Если книга рассчитана на немногих, с тем чтобы быть исключительно предметом потребления этих немногих, и вне этого потребления функций не имеет, — она не нужна.
Пример — сонеты Абрама Эфроса*, монография о Собинове и т. д.
Если книга адресована к немногим так, как адресуется энергия Волховстроя немногим передаточным подстанциям, с тем чтобы эти подстанции разносили переработанную энергию по электрическим лампочкам, — такая книга нужна.
Эти книги адресуются немногим, но не потребителям, а производителям.
Это семена и каркасы массового искусства.
Пример — стихи В. Хлебникова*. Понятные вначале только семерым товарищам-футуристам, они десятилетие заряжали многочислие поэтов, а сейчас даже академия хочет угробить их изданием как образец классического стиха.
«Советское, пролетарское, настоящее искусство должно быть понятно широким массам.
Да или нет?»
И да и нет.
Да, но с коррективом на время и на пропаганду. Искусство не рождается массовым, оно массовым становится в результате суммы усилий: критического разбора для установки прочности и наличия пользы, организованное продвижение аппаратами партии и власти в случае обнаружения этой самой пользы, своевременность продвижения книги в массу, соответствие поставленного книгой вопроса со зрелостью этих вопросов в массе. Чем лучше книга, тем больше она опережает события.
Так, стих против войны, за который вас в 1914 году могли разорвать одураченные «патриотами» массы, в 1916 году гремел откровением. И наоборот.

▶ **ЗАДАНИЯ**:
1. В каком году, согласно фрагменту, стих против войны гремел откровением?
2. Пожалуйста, объясните, почему книга, обращённая к немногим по образцу Волховстроя и его подстанций, по словам фрагмента, нужна.
3. Перепишите из фрагмента без изменений текст от «Если книга рассчитана» до «она не нужна.».
Следующие за фрагментом материалы с ним никак не связаны.

▶ **ИЗВЛЕЧЁННЫЕ ДАННЫЕ**:
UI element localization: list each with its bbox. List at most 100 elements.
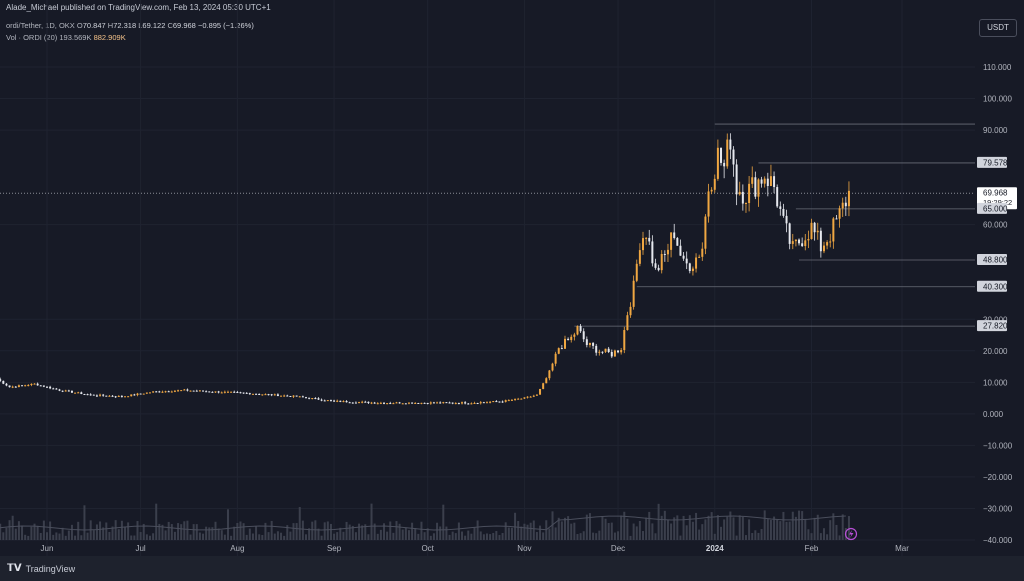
volume-bar: [492, 532, 495, 540]
candle-body: [414, 402, 417, 404]
currency-button[interactable]: USDT: [979, 19, 1017, 37]
candle-body: [492, 401, 495, 403]
volume-bar: [8, 520, 11, 540]
time-tick-label: Sep: [327, 544, 342, 553]
volume-bar: [80, 535, 83, 540]
volume-bar: [108, 531, 111, 540]
candle-body: [61, 390, 64, 392]
volume-bar: [292, 523, 295, 540]
candle-body: [417, 402, 420, 404]
volume-bar: [617, 531, 620, 540]
candle-body: [769, 176, 772, 186]
volume-bar: [485, 533, 488, 540]
volume-bar: [757, 532, 760, 540]
volume-bar: [470, 533, 473, 540]
candle-body: [548, 370, 551, 379]
tradingview-logo[interactable]: 𝗧𝗩 TradingView: [7, 563, 75, 574]
volume-bar: [67, 530, 70, 540]
volume-bar: [354, 532, 357, 540]
volume-bar: [317, 528, 320, 540]
volume-bar: [70, 524, 73, 540]
volume-bar: [52, 534, 55, 540]
volume-bar: [111, 526, 114, 540]
candle-body: [261, 394, 264, 396]
flash-icon[interactable]: [844, 527, 858, 541]
footer-bar: [0, 556, 1024, 581]
candle-body: [816, 230, 819, 233]
candle-body: [42, 385, 45, 387]
candle-body: [342, 401, 345, 403]
volume-bar: [30, 526, 33, 540]
volume-bar: [267, 532, 270, 540]
price-chart[interactable]: 110.000100.00090.00079.57869.96819:29:22…: [0, 0, 1024, 556]
candle-body: [436, 402, 439, 404]
volume-bar: [673, 517, 676, 540]
candle-body: [373, 402, 376, 404]
price-tick-label: 0.000: [983, 410, 1004, 419]
volume-bar: [588, 513, 591, 540]
candle-body: [470, 403, 473, 405]
volume-bar: [473, 527, 476, 540]
candle-body: [339, 400, 342, 402]
level-label: 48.800: [983, 255, 1008, 264]
candle-body: [673, 232, 676, 239]
candle-body: [258, 394, 261, 396]
candle-body: [682, 255, 685, 259]
candle-body: [498, 401, 501, 403]
time-axis[interactable]: Jun Jul Aug Sep Oct Nov Dec 2024 Feb Mar: [41, 544, 910, 553]
volume-bar: [336, 532, 339, 540]
candle-body: [354, 402, 357, 404]
volume-bar: [136, 521, 139, 540]
candle-body: [242, 392, 245, 394]
volume-bar: [295, 523, 298, 540]
volume-bar: [607, 523, 610, 540]
volume-bar: [798, 510, 801, 540]
volume-bar: [685, 525, 688, 540]
candle-body: [376, 403, 379, 405]
volume-bar: [691, 521, 694, 540]
candle-body: [336, 400, 339, 402]
volume-bar: [379, 529, 382, 540]
candle-body: [607, 348, 610, 353]
candle-body: [255, 393, 258, 395]
volume-ma-line: [0, 515, 846, 531]
candle-body: [211, 391, 214, 393]
volume-bar: [648, 511, 651, 540]
candle-body: [423, 402, 426, 404]
candle-body: [317, 398, 320, 400]
volume-bar: [822, 528, 825, 540]
candle-body: [230, 391, 233, 393]
candle-body: [304, 397, 307, 399]
volume-bar: [407, 530, 410, 540]
candle-body: [592, 342, 595, 346]
volume-bar: [99, 521, 102, 540]
volume-bar: [230, 535, 233, 540]
candle-body: [461, 402, 464, 404]
candle-body: [520, 398, 523, 400]
volume-bar: [819, 533, 822, 540]
symbol-name[interactable]: ordi/Tether, 1D, OKX: [6, 21, 75, 30]
volume-bar: [838, 535, 841, 540]
volume-bar: [526, 524, 529, 540]
candle-body: [532, 395, 535, 397]
candle-body: [64, 390, 67, 392]
volume-bar: [86, 532, 89, 540]
volume-bar: [395, 521, 398, 540]
volume-bar: [92, 530, 95, 540]
candle-body: [189, 390, 192, 392]
candle-body: [679, 245, 682, 256]
level-badge: [977, 202, 1007, 214]
candle-body: [517, 398, 520, 400]
volume-bar: [448, 534, 451, 540]
candle-body: [136, 393, 139, 396]
volume-bar: [785, 521, 788, 540]
volume-bar: [660, 515, 663, 540]
volume-bar: [220, 530, 223, 540]
volume-label[interactable]: Vol · ORDI (20): [6, 33, 58, 42]
price-tick-label: 60.000: [983, 221, 1008, 230]
volume-bar: [735, 535, 738, 540]
volume-bar: [766, 519, 769, 540]
candle-body: [685, 258, 688, 264]
price-axis[interactable]: 110.000 100.000 90.000 79.578 69.96819:29:22…: [977, 63, 1017, 545]
volume-bar: [707, 515, 710, 540]
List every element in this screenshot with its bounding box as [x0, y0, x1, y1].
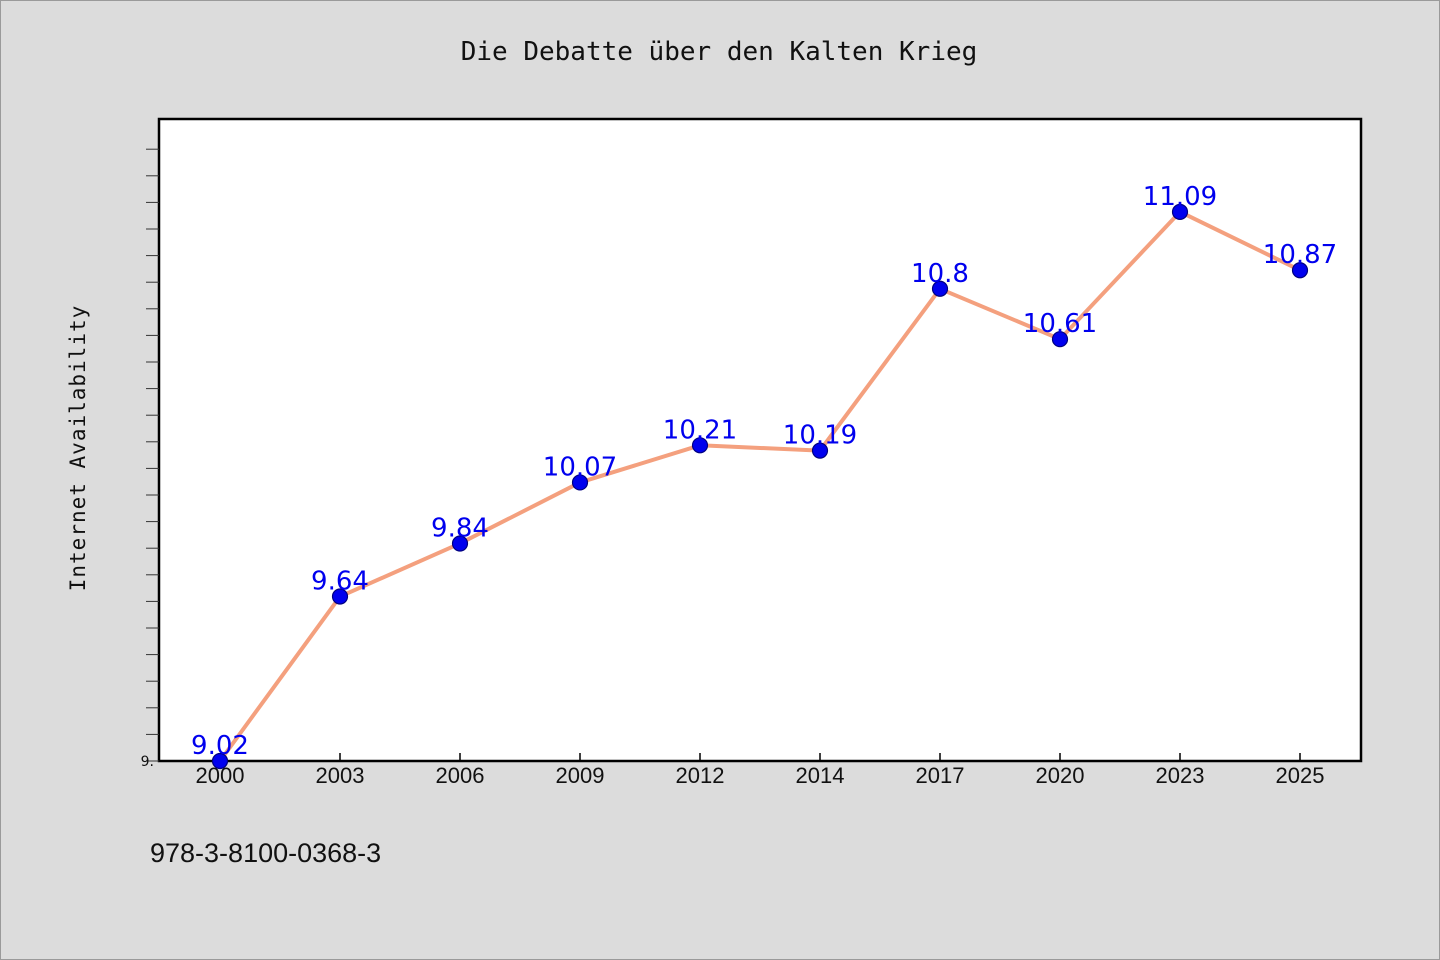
data-point: [691, 437, 709, 454]
data-label: 9.84: [431, 513, 489, 543]
data-point: [331, 588, 349, 605]
series-line: [218, 209, 1301, 763]
data-label: 11.09: [1143, 182, 1217, 212]
x-tick-label: 2017: [916, 763, 965, 788]
data-point: [1291, 262, 1309, 279]
x-tick-label: 2023: [1156, 763, 1205, 788]
data-point: [211, 752, 229, 770]
data-point: [931, 280, 949, 297]
x-axis-ticks: 2000 2003 2006 2009 2012 2014 2017 2020 2023 2025: [196, 753, 1325, 788]
y-axis-ticks: [146, 148, 159, 762]
chart-title: Die Debatte über den Kalten Krieg: [461, 37, 978, 67]
data-label: 10.19: [783, 421, 857, 451]
data-labels: 9.02 9.64 9.84 10.07 10.21 10.19 10.8 10.61 11.0…: [191, 182, 1337, 761]
x-tick-label: 2025: [1276, 763, 1325, 788]
x-tick-label: 2009: [556, 763, 605, 788]
x-tick-label: 2003: [316, 763, 365, 788]
data-label: 10.87: [1263, 240, 1337, 270]
data-point: [451, 535, 469, 552]
data-label: 10.21: [663, 415, 737, 445]
x-tick-label: 2012: [676, 763, 725, 788]
isbn-footer: 978-3-8100-0368-3: [150, 838, 381, 868]
data-label: 10.8: [911, 259, 969, 289]
x-tick-label: 2020: [1036, 763, 1085, 788]
plot-area: [157, 117, 1363, 763]
x-tick-label: 2006: [436, 763, 485, 788]
series-markers: [211, 203, 1309, 770]
data-point: [811, 442, 829, 459]
data-point: [1171, 203, 1189, 220]
data-label: 9.02: [191, 731, 249, 761]
data-point: [1051, 331, 1069, 348]
data-label: 9.64: [311, 567, 369, 597]
data-label: 10.07: [543, 452, 617, 482]
x-tick-label: 2014: [796, 763, 845, 788]
y-tick-label: 9.: [141, 754, 154, 770]
y-axis-label: Internet Availability: [66, 305, 90, 592]
data-point: [571, 474, 589, 491]
data-label: 10.61: [1023, 309, 1097, 339]
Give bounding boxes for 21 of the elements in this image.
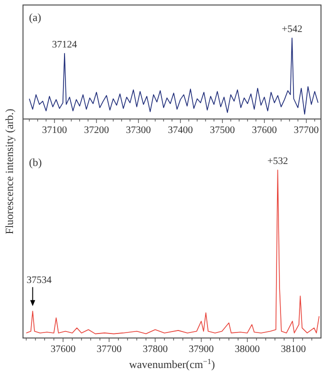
x-tick-label: 38000 xyxy=(234,344,260,355)
x-tick-label: 37200 xyxy=(84,125,109,136)
x-tick-label: 37100 xyxy=(42,125,67,136)
text: (b) xyxy=(29,157,42,169)
annotation: 37124 xyxy=(52,39,78,50)
x-tick-label: 37800 xyxy=(142,344,168,355)
y-axis-title: Fluorescence intensity (arb.) xyxy=(4,108,16,234)
annotation: 37534 xyxy=(26,275,52,286)
x-tick-label: 38100 xyxy=(280,344,306,355)
x-tick-label: 37400 xyxy=(168,125,193,136)
x-tick-label: 37600 xyxy=(252,125,277,136)
x-tick-label: 37600 xyxy=(50,344,76,355)
x-tick-label: 37700 xyxy=(294,125,319,136)
annotation: +532 xyxy=(267,156,288,167)
x-tick-label: 37500 xyxy=(210,125,235,136)
text: (a) xyxy=(29,12,42,24)
x-tick-label: 37300 xyxy=(126,125,151,136)
annotation: +542 xyxy=(282,24,302,35)
x-tick-label: 37700 xyxy=(96,344,122,355)
x-tick-label: 37900 xyxy=(188,344,214,355)
x-axis-title: wavenumber(cm$^{−1}$) xyxy=(129,356,216,371)
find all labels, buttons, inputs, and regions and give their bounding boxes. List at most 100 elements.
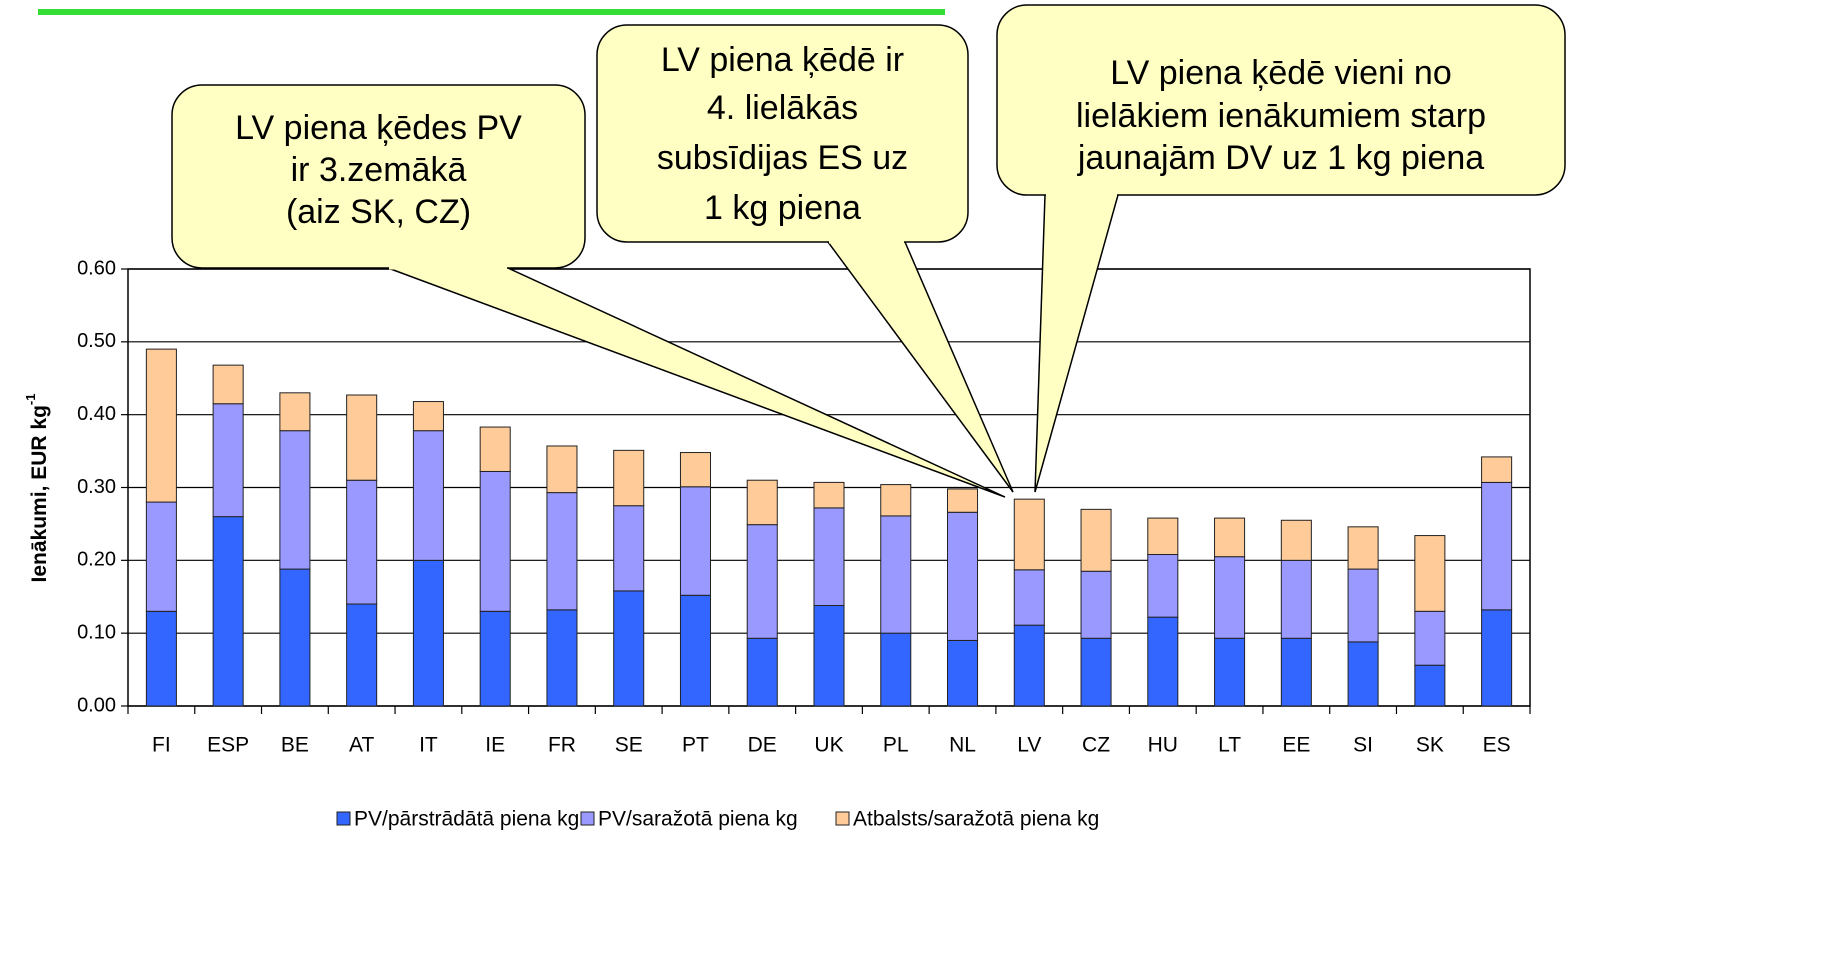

▶ **ОТВЕТЫ К ЗАДАНИЯМ**:
1. В 1916 году.

2. Такая книга адресована немногим не как потребителям, а как производителям: подобно подстанциям, они разносят переработанную энергию дальше. Поэтому такие книги — семена и каркасы массового искусства.

3.
Если книга рассчитана на немногих, с тем чтобы быть исключительно предметом потребления этих немногих, и вне этого потребления функций не имеет, — она не нужна.